● Exercise description
Gather all lines from the material that contain "JSON".
[Material shown start]
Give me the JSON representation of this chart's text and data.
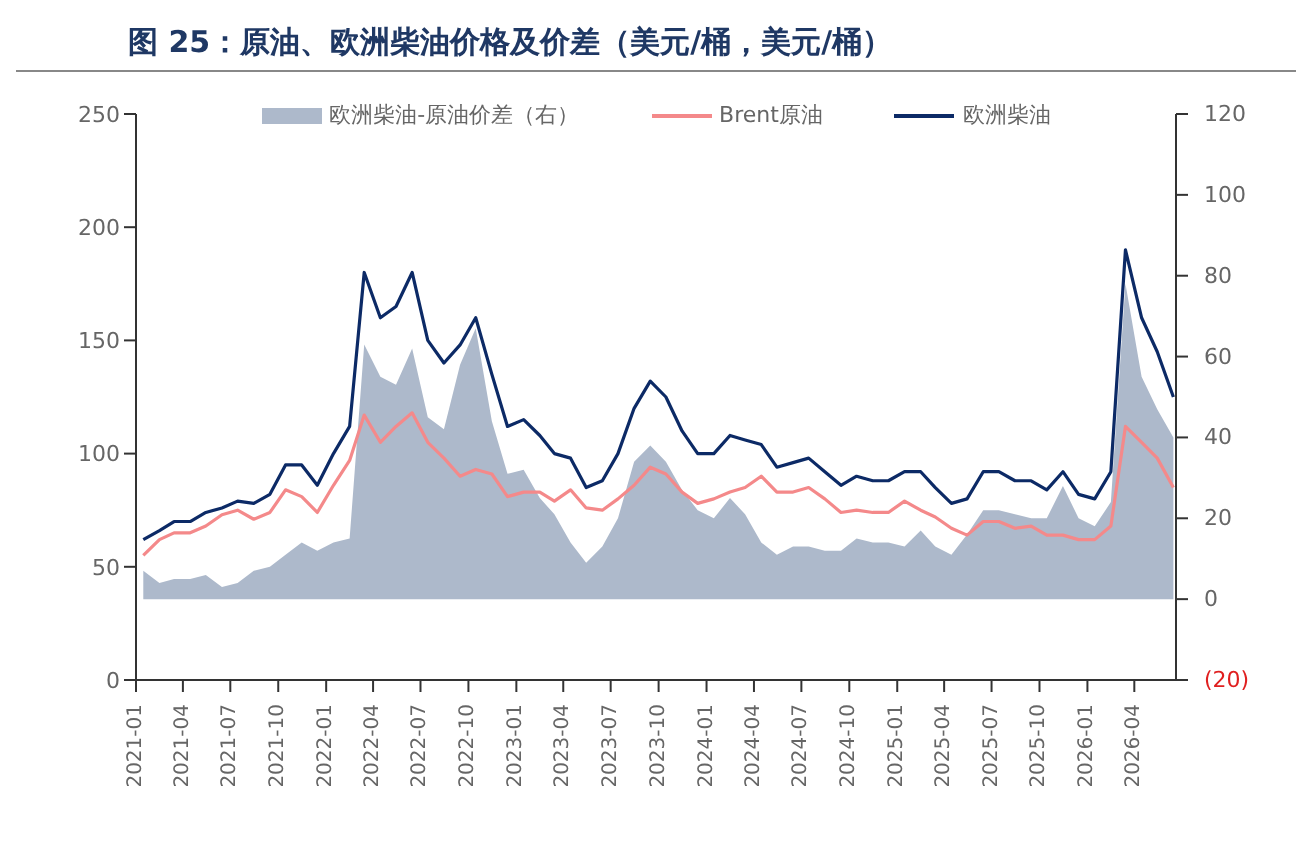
{
  "chart_data": {
    "type": "line",
    "title": "图 25：原油、欧洲柴油价格及价差（美元/桶，美元/桶）",
    "x": [
      "2021-01-15",
      "2021-02-15",
      "2021-03-15",
      "2021-04-15",
      "2021-05-15",
      "2021-06-15",
      "2021-07-15",
      "2021-08-15",
      "2021-09-15",
      "2021-10-15",
      "2021-11-15",
      "2021-12-15",
      "2022-01-15",
      "2022-02-15",
      "2022-03-15",
      "2022-04-15",
      "2022-05-15",
      "2022-06-15",
      "2022-07-15",
      "2022-08-15",
      "2022-09-15",
      "2022-10-15",
      "2022-11-15",
      "2022-12-15",
      "2023-01-15",
      "2023-02-15",
      "2023-03-15",
      "2023-04-15",
      "2023-05-15",
      "2023-06-15",
      "2023-07-15",
      "2023-08-15",
      "2023-09-15",
      "2023-10-15",
      "2023-11-15",
      "2023-12-15",
      "2024-01-15",
      "2024-02-15",
      "2024-03-15",
      "2024-04-15",
      "2024-05-15",
      "2024-06-15",
      "2024-07-15",
      "2024-08-15",
      "2024-09-15",
      "2024-10-15",
      "2024-11-15",
      "2024-12-15",
      "2025-01-15",
      "2025-02-15",
      "2025-03-15",
      "2025-04-15",
      "2025-05-15",
      "2025-06-15",
      "2025-07-15",
      "2025-08-15",
      "2025-09-15",
      "2025-10-15",
      "2025-11-15",
      "2025-12-15",
      "2026-01-15",
      "2026-02-15",
      "2026-03-15",
      "2026-04-15",
      "2026-05-15",
      "2026-06-15"
    ],
    "series": [
      {
        "name": "欧洲柴油-原油价差（右）",
        "type": "area",
        "axis": "y2",
        "color": "#adb9cb",
        "values": [
          7,
          4,
          5,
          5,
          6,
          3,
          4,
          7,
          8,
          11,
          14,
          12,
          14,
          15,
          63,
          55,
          53,
          62,
          45,
          42,
          58,
          67,
          44,
          31,
          32,
          25,
          21,
          14,
          9,
          13,
          20,
          34,
          38,
          34,
          27,
          22,
          20,
          25,
          21,
          14,
          11,
          13,
          13,
          12,
          12,
          15,
          14,
          14,
          13,
          17,
          13,
          11,
          16,
          22,
          22,
          21,
          20,
          20,
          28,
          20,
          18,
          24,
          78,
          55,
          47,
          40
        ]
      },
      {
        "name": "Brent原油",
        "color": "#f4898a",
        "values": [
          55,
          62,
          65,
          65,
          68,
          73,
          75,
          71,
          74,
          84,
          81,
          74,
          86,
          97,
          117,
          105,
          112,
          118,
          105,
          98,
          90,
          93,
          91,
          81,
          83,
          83,
          79,
          84,
          76,
          75,
          80,
          86,
          94,
          91,
          83,
          78,
          80,
          83,
          85,
          90,
          83,
          83,
          85,
          80,
          74,
          75,
          74,
          74,
          79,
          75,
          72,
          67,
          64,
          70,
          70,
          67,
          68,
          64,
          64,
          62,
          62,
          68,
          112,
          105,
          98,
          85
        ]
      },
      {
        "name": "欧洲柴油",
        "color": "#0c2a66",
        "values": [
          62,
          66,
          70,
          70,
          74,
          76,
          79,
          78,
          82,
          95,
          95,
          86,
          100,
          112,
          180,
          160,
          165,
          180,
          150,
          140,
          148,
          160,
          135,
          112,
          115,
          108,
          100,
          98,
          85,
          88,
          100,
          120,
          132,
          125,
          110,
          100,
          100,
          108,
          106,
          104,
          94,
          96,
          98,
          92,
          86,
          90,
          88,
          88,
          92,
          92,
          85,
          78,
          80,
          92,
          92,
          88,
          88,
          84,
          92,
          82,
          80,
          92,
          190,
          160,
          145,
          125
        ]
      }
    ],
    "xlim": [
      "2021-01-01",
      "2026-06-20"
    ],
    "xticks": [
      "2021-01",
      "2021-04",
      "2021-07",
      "2021-10",
      "2022-01",
      "2022-04",
      "2022-07",
      "2022-10",
      "2023-01",
      "2023-04",
      "2023-07",
      "2023-10",
      "2024-01",
      "2024-04",
      "2024-07",
      "2024-10",
      "2025-01",
      "2025-04",
      "2025-07",
      "2025-10",
      "2026-01",
      "2026-04"
    ],
    "ylim": [
      0,
      250
    ],
    "yticks": [
      0,
      50,
      100,
      150,
      200,
      250
    ],
    "y2lim": [
      -20,
      120
    ],
    "y2ticks": [
      {
        "value": -20,
        "label": "(20)"
      },
      0,
      20,
      40,
      60,
      80,
      100,
      120
    ],
    "legend": "top"
  }
}
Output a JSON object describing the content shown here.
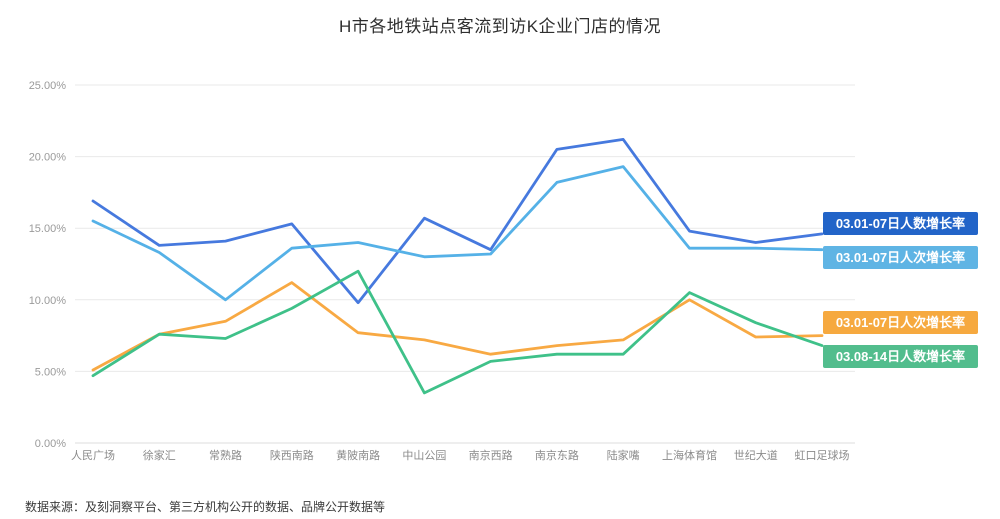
[Material shown end]
● Output for this task
Give me the JSON representation of this chart's text and data.
Output a JSON object describing the content shown here.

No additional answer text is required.